Raw data
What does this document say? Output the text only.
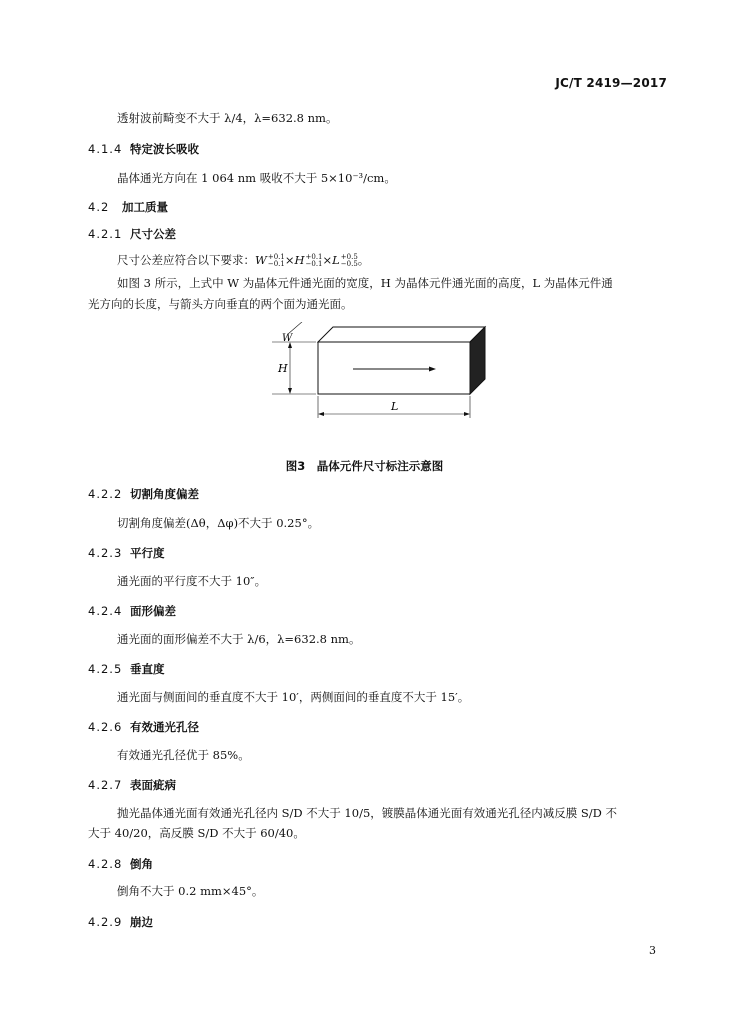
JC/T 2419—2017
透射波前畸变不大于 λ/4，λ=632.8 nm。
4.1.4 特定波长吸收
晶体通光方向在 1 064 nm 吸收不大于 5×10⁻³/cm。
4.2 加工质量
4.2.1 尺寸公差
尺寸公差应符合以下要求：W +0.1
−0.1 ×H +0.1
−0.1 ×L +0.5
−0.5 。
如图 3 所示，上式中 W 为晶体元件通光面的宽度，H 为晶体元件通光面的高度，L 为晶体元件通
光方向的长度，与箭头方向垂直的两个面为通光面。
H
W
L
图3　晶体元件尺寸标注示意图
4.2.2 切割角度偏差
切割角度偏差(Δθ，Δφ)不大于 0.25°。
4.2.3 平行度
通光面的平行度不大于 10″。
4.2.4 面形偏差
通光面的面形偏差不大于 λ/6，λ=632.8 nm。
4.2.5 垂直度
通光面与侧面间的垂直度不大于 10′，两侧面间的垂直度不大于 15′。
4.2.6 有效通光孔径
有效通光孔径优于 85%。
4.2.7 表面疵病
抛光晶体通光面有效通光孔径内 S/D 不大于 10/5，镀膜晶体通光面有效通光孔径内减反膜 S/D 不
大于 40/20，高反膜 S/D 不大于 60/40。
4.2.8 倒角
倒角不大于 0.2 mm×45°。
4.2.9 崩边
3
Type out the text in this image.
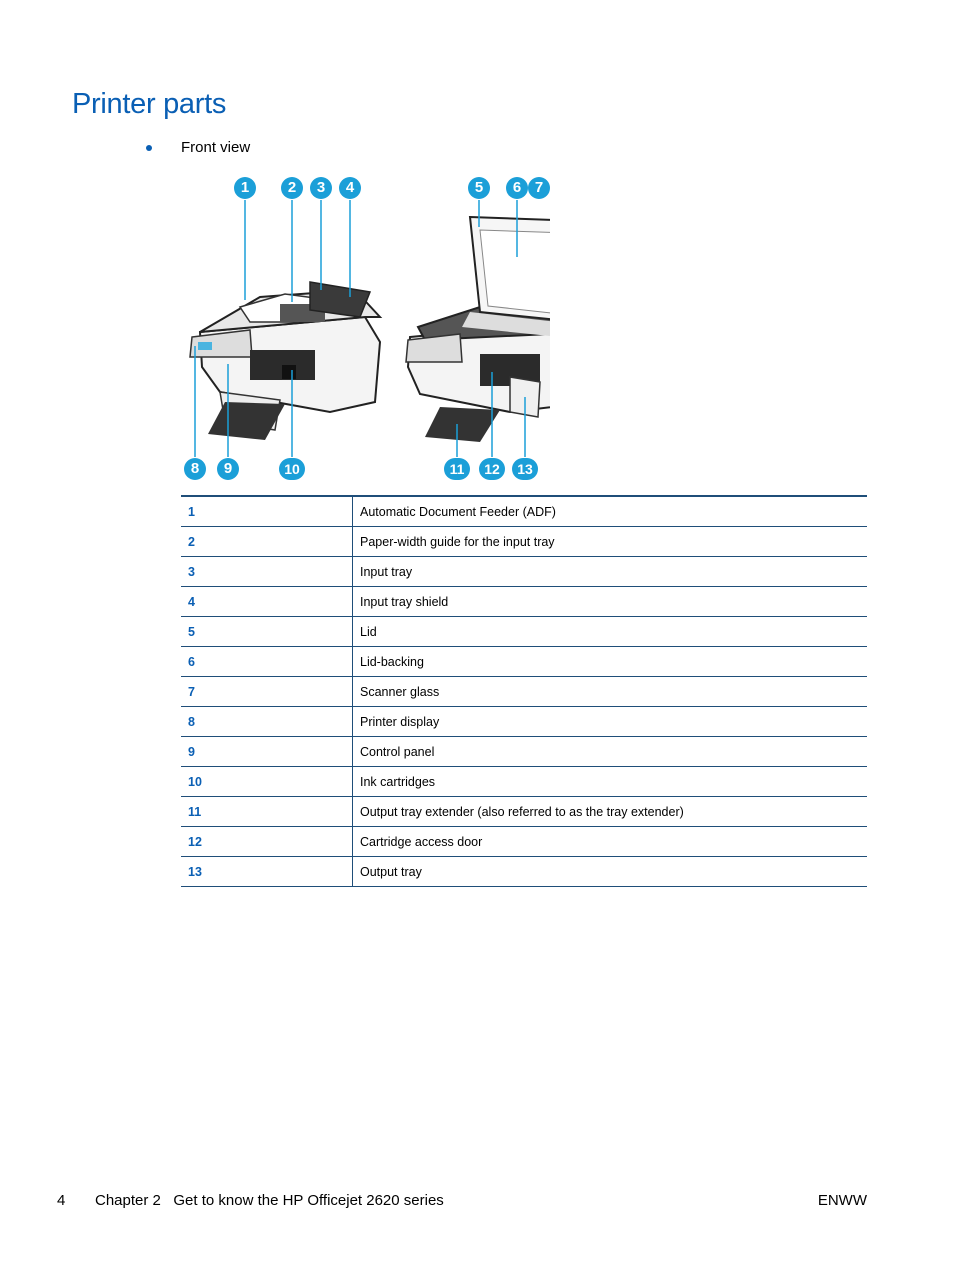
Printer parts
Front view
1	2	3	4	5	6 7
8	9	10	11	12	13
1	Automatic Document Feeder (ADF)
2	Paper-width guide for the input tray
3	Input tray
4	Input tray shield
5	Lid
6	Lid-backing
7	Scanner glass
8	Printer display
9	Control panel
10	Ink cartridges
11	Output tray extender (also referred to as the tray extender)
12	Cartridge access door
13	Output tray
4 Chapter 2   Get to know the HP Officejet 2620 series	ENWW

What to do
In the copy, include all records verbatim but no images.

Task result
What does this document say? Output the text only.
JC/T 2419—2017
透射波前畸变不大于 λ/4，λ=632.8 nm。
4.1.4 特定波长吸收
晶体通光方向在 1 064 nm 吸收不大于 5×10⁻³/cm。
4.2 加工质量
4.2.1 尺寸公差
尺寸公差应符合以下要求：W +0.1
−0.1 ×H +0.1
−0.1 ×L +0.5
−0.5 。
如图 3 所示，上式中 W 为晶体元件通光面的宽度，H 为晶体元件通光面的高度，L 为晶体元件通
光方向的长度，与箭头方向垂直的两个面为通光面。
H
W
L
图3　晶体元件尺寸标注示意图
4.2.2 切割角度偏差
切割角度偏差(Δθ，Δφ)不大于 0.25°。
4.2.3 平行度
通光面的平行度不大于 10″。
4.2.4 面形偏差
通光面的面形偏差不大于 λ/6，λ=632.8 nm。
4.2.5 垂直度
通光面与侧面间的垂直度不大于 10′，两侧面间的垂直度不大于 15′。
4.2.6 有效通光孔径
有效通光孔径优于 85%。
4.2.7 表面疵病
抛光晶体通光面有效通光孔径内 S/D 不大于 10/5，镀膜晶体通光面有效通光孔径内减反膜 S/D 不
大于 40/20，高反膜 S/D 不大于 60/40。
4.2.8 倒角
倒角不大于 0.2 mm×45°。
4.2.9 崩边
3
Type out the text in this image.
Printer parts
Front view
1	2	3	4	5	6 7
8	9	10	11	12	13
1	Automatic Document Feeder (ADF)
2	Paper-width guide for the input tray
3	Input tray
4	Input tray shield
5	Lid
6	Lid-backing
7	Scanner glass
8	Printer display
9	Control panel
10	Ink cartridges
11	Output tray extender (also referred to as the tray extender)
12	Cartridge access door
13	Output tray
4 Chapter 2   Get to know the HP Officejet 2620 series	ENWW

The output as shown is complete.